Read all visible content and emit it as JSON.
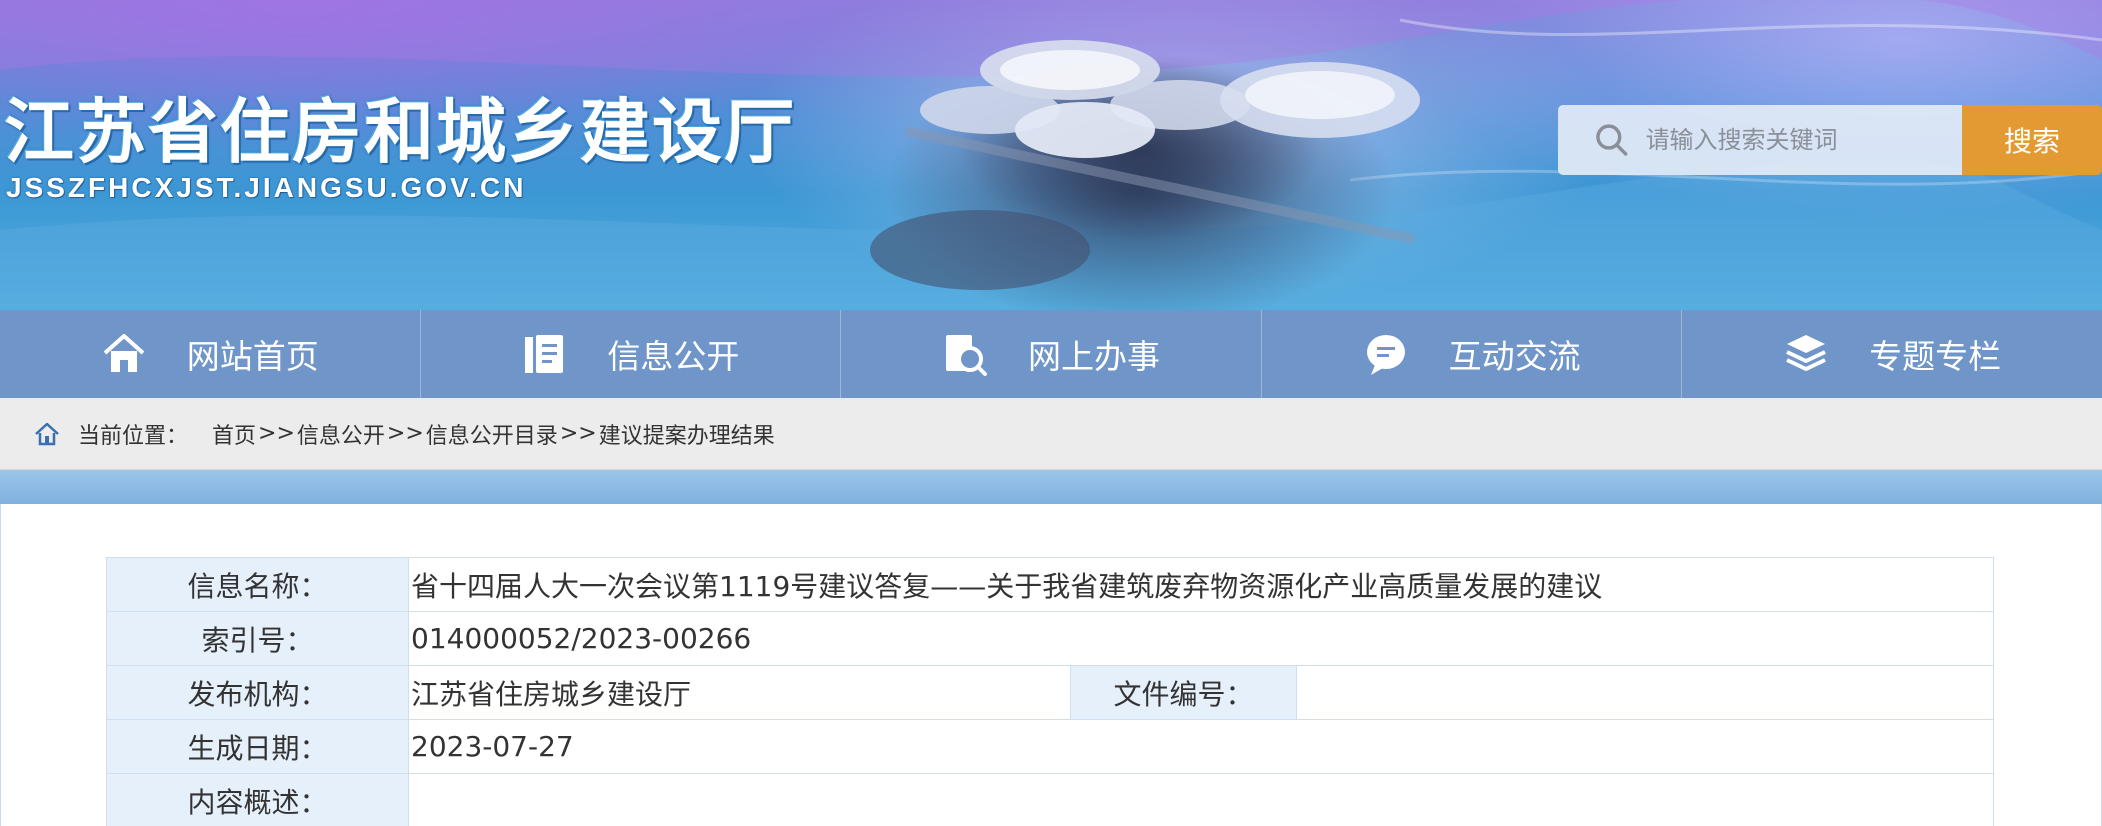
{
  "header": {
    "site_title": "江苏省住房和城乡建设厅",
    "site_url": "JSSZFHCXJST.JIANGSU.GOV.CN",
    "search": {
      "placeholder": "请输入搜索关键词",
      "button_label": "搜索",
      "icon": "search-icon"
    }
  },
  "nav": {
    "items": [
      {
        "label": "网站首页",
        "icon": "home-icon"
      },
      {
        "label": "信息公开",
        "icon": "document-icon"
      },
      {
        "label": "网上办事",
        "icon": "magnifier-document-icon"
      },
      {
        "label": "互动交流",
        "icon": "chat-bubble-icon"
      },
      {
        "label": "专题专栏",
        "icon": "layers-icon"
      }
    ]
  },
  "breadcrumb": {
    "label": "当前位置：",
    "separator": ">>",
    "items": [
      "首页",
      "信息公开",
      "信息公开目录",
      "建议提案办理结果"
    ]
  },
  "info": {
    "name_label": "信息名称：",
    "name_value": "省十四届人大一次会议第1119号建议答复——关于我省建筑废弃物资源化产业高质量发展的建议",
    "index_label": "索引号：",
    "index_value": "014000052/2023-00266",
    "publisher_label": "发布机构：",
    "publisher_value": "江苏省住房城乡建设厅",
    "docno_label": "文件编号：",
    "docno_value": "",
    "date_label": "生成日期：",
    "date_value": "2023-07-27",
    "summary_label": "内容概述：",
    "summary_value": ""
  },
  "colors": {
    "nav_bg": "#6f95c9",
    "search_button": "#e49a32",
    "table_key_bg": "#e6f0fb",
    "table_border": "#cfdff0"
  }
}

Your instructions -
Return each line of the data, keeping its wording exact and omitting pictures.

Correct response -
Read all visible content and emit it as JSON.
{
  "header": {
    "site_title": "江苏省住房和城乡建设厅",
    "site_url": "JSSZFHCXJST.JIANGSU.GOV.CN",
    "search": {
      "placeholder": "请输入搜索关键词",
      "button_label": "搜索",
      "icon": "search-icon"
    }
  },
  "nav": {
    "items": [
      {
        "label": "网站首页",
        "icon": "home-icon"
      },
      {
        "label": "信息公开",
        "icon": "document-icon"
      },
      {
        "label": "网上办事",
        "icon": "magnifier-document-icon"
      },
      {
        "label": "互动交流",
        "icon": "chat-bubble-icon"
      },
      {
        "label": "专题专栏",
        "icon": "layers-icon"
      }
    ]
  },
  "breadcrumb": {
    "label": "当前位置：",
    "separator": ">>",
    "items": [
      "首页",
      "信息公开",
      "信息公开目录",
      "建议提案办理结果"
    ]
  },
  "info": {
    "name_label": "信息名称：",
    "name_value": "省十四届人大一次会议第1119号建议答复——关于我省建筑废弃物资源化产业高质量发展的建议",
    "index_label": "索引号：",
    "index_value": "014000052/2023-00266",
    "publisher_label": "发布机构：",
    "publisher_value": "江苏省住房城乡建设厅",
    "docno_label": "文件编号：",
    "docno_value": "",
    "date_label": "生成日期：",
    "date_value": "2023-07-27",
    "summary_label": "内容概述：",
    "summary_value": ""
  },
  "colors": {
    "nav_bg": "#6f95c9",
    "search_button": "#e49a32",
    "table_key_bg": "#e6f0fb",
    "table_border": "#cfdff0"
  }
}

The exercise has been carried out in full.